:: What you need to do ::
Every line of the material is to be quoted verbatim, minus the pictures.

:: Exercise data ::
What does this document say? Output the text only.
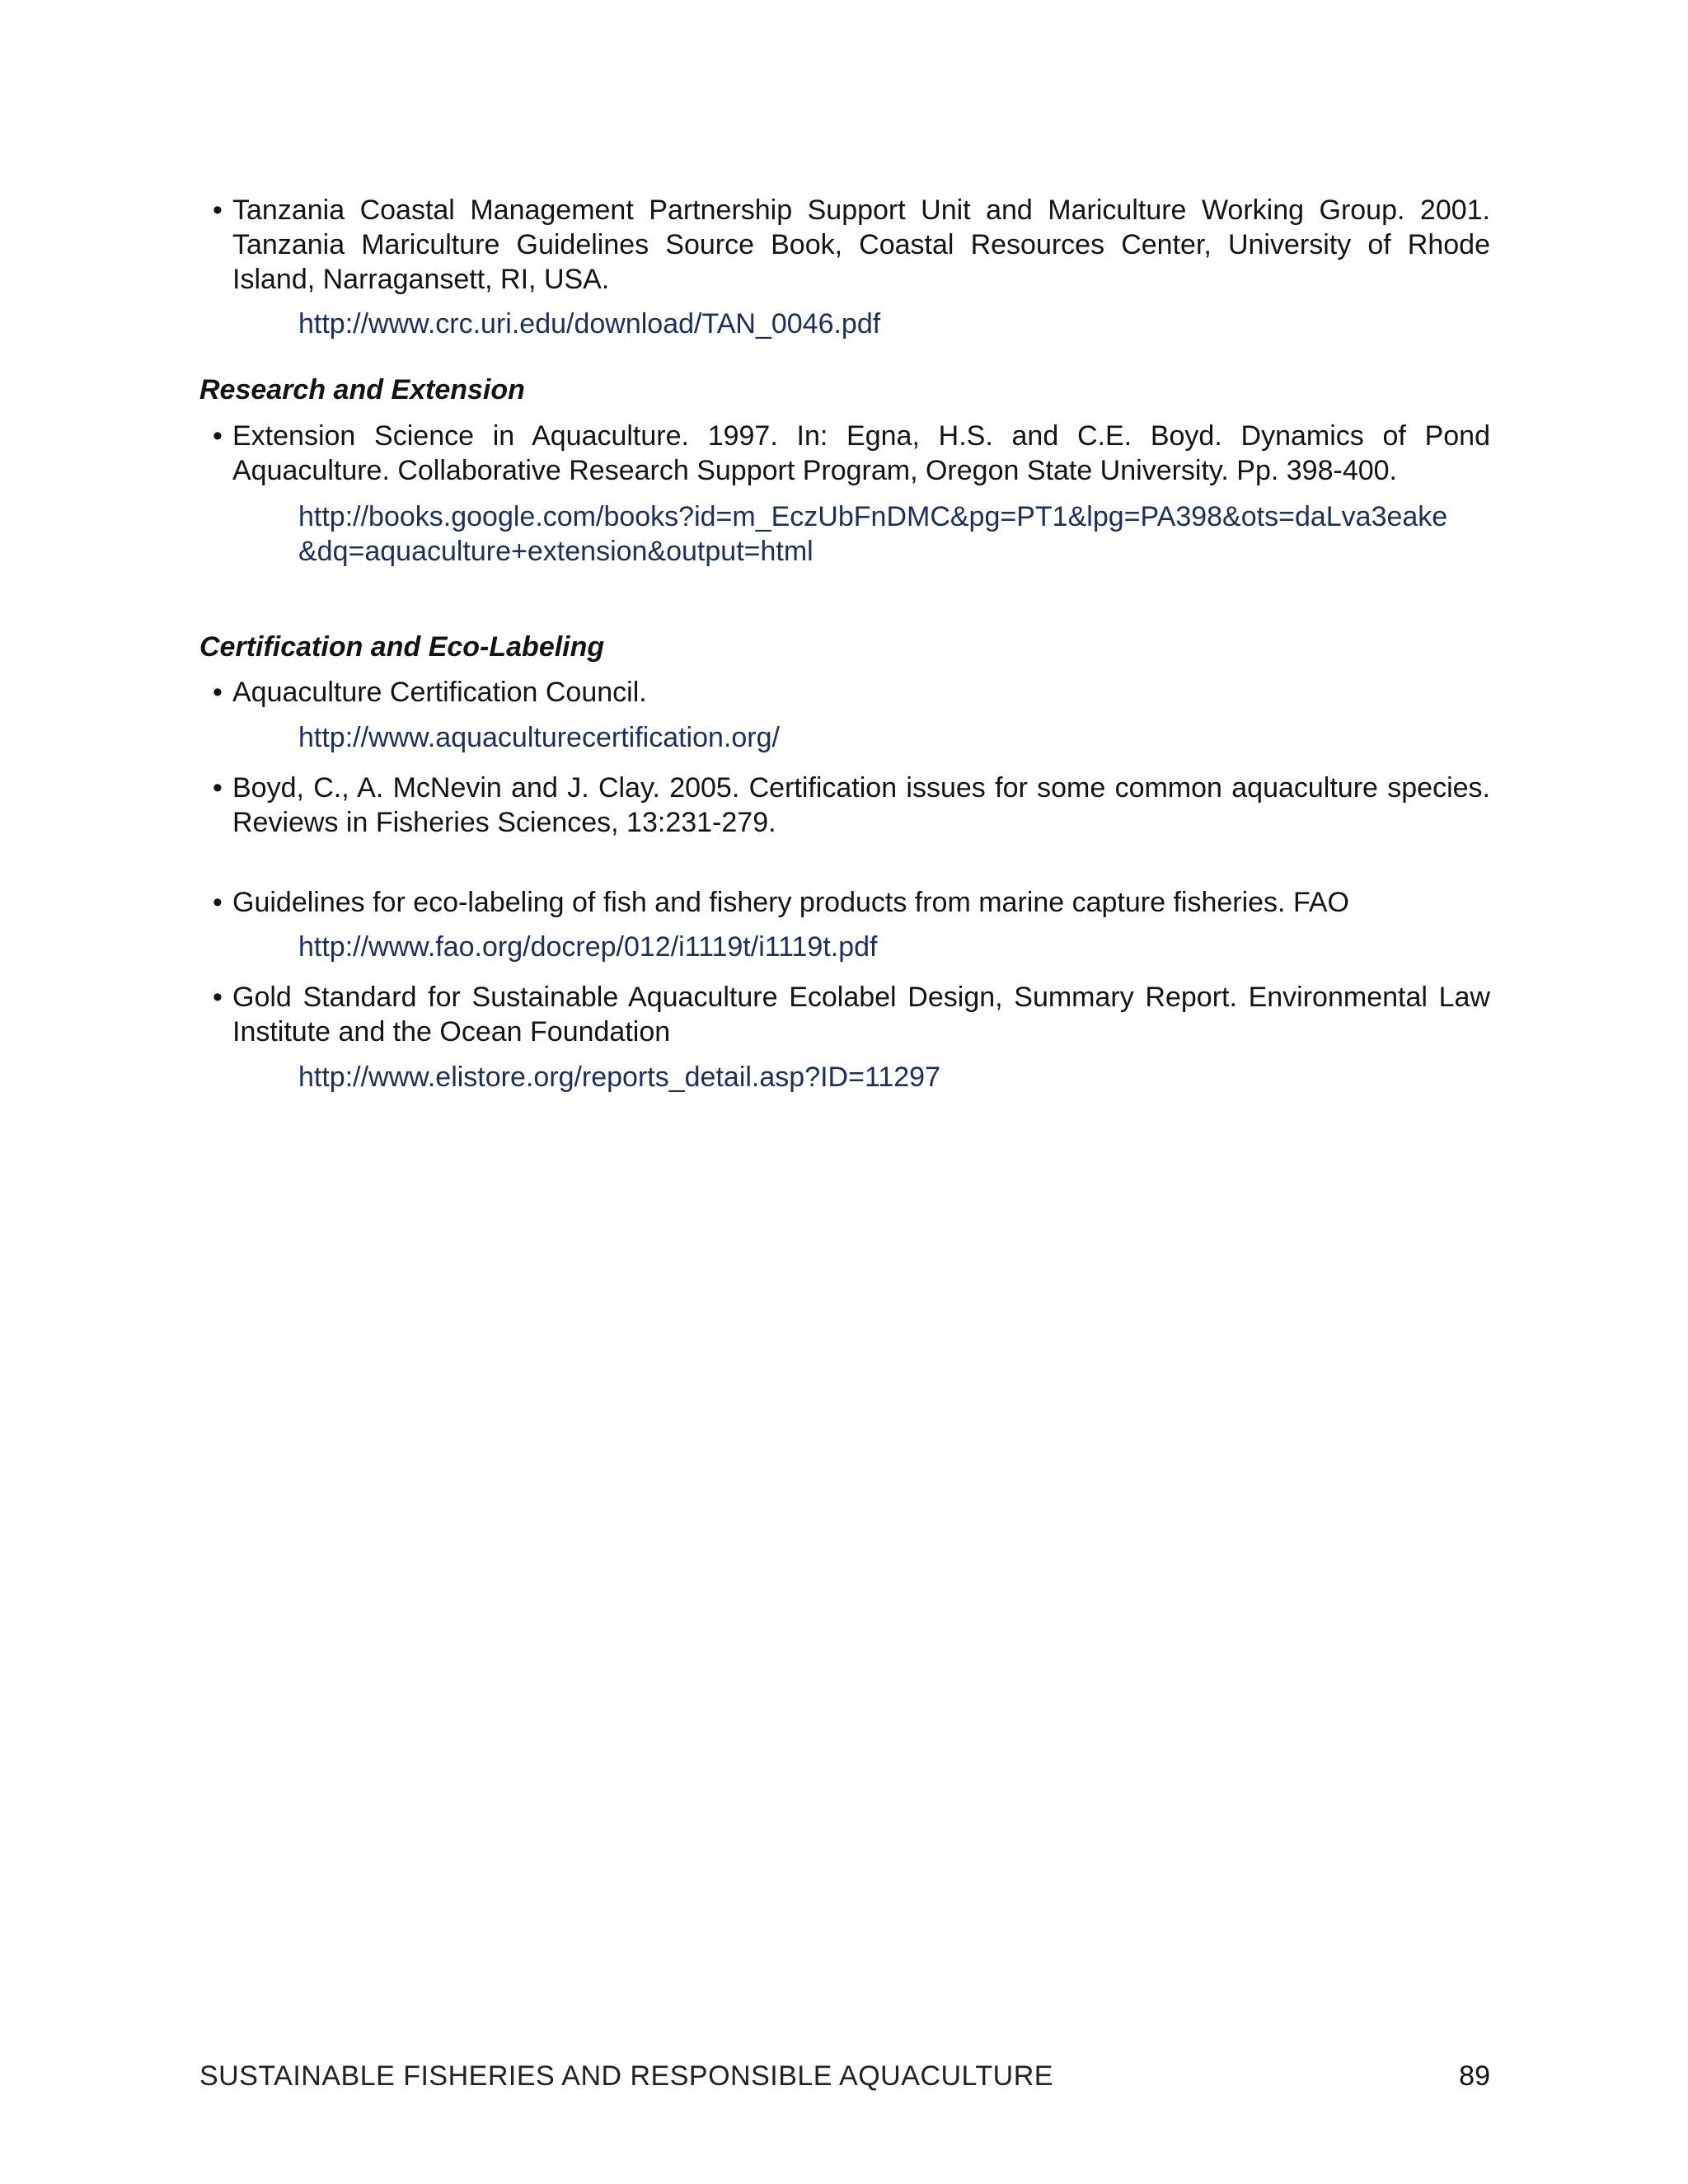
• Tanzania Coastal Management Partnership Support Unit and Mariculture Working Group. 2001. Tanzania Mariculture Guidelines Source Book, Coastal Resources Center, University of Rhode Island, Narragansett, RI, USA.
http://www.crc.uri.edu/download/TAN_0046.pdf
Research and Extension
• Extension Science in Aquaculture. 1997. In: Egna, H.S. and C.E. Boyd. Dynamics of Pond Aquaculture. Collaborative Research Support Program, Oregon State University. Pp. 398-400.
http://books.google.com/books?id=m_EczUbFnDMC&pg=PT1&lpg=PA398&ots=daLva3eake
&dq=aquaculture+extension&output=html
Certification and Eco-Labeling
• Aquaculture Certification Council.
http://www.aquaculturecertification.org/
• Boyd, C., A. McNevin and J. Clay. 2005. Certification issues for some common aquaculture species. Reviews in Fisheries Sciences, 13:231-279.
• Guidelines for eco-labeling of fish and fishery products from marine capture fisheries. FAO
http://www.fao.org/docrep/012/i1119t/i1119t.pdf
• Gold Standard for Sustainable Aquaculture Ecolabel Design, Summary Report. Environmental Law Institute and the Ocean Foundation
http://www.elistore.org/reports_detail.asp?ID=11297
SUSTAINABLE FISHERIES AND RESPONSIBLE AQUACULTURE	89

:: Exercise solution ::
What does this document say? Output the text only.
• Tanzania Coastal Management Partnership Support Unit and Mariculture Working Group. 2001. Tanzania Mariculture Guidelines Source Book, Coastal Resources Center, University of Rhode Island, Narragansett, RI, USA.
http://www.crc.uri.edu/download/TAN_0046.pdf
Research and Extension
• Extension Science in Aquaculture. 1997. In: Egna, H.S. and C.E. Boyd. Dynamics of Pond Aquaculture. Collaborative Research Support Program, Oregon State University. Pp. 398-400.
http://books.google.com/books?id=m_EczUbFnDMC&pg=PT1&lpg=PA398&ots=daLva3eake
&dq=aquaculture+extension&output=html
Certification and Eco-Labeling
• Aquaculture Certification Council.
http://www.aquaculturecertification.org/
• Boyd, C., A. McNevin and J. Clay. 2005. Certification issues for some common aquaculture species. Reviews in Fisheries Sciences, 13:231-279.
• Guidelines for eco-labeling of fish and fishery products from marine capture fisheries. FAO
http://www.fao.org/docrep/012/i1119t/i1119t.pdf
• Gold Standard for Sustainable Aquaculture Ecolabel Design, Summary Report. Environmental Law Institute and the Ocean Foundation
http://www.elistore.org/reports_detail.asp?ID=11297
SUSTAINABLE FISHERIES AND RESPONSIBLE AQUACULTURE	89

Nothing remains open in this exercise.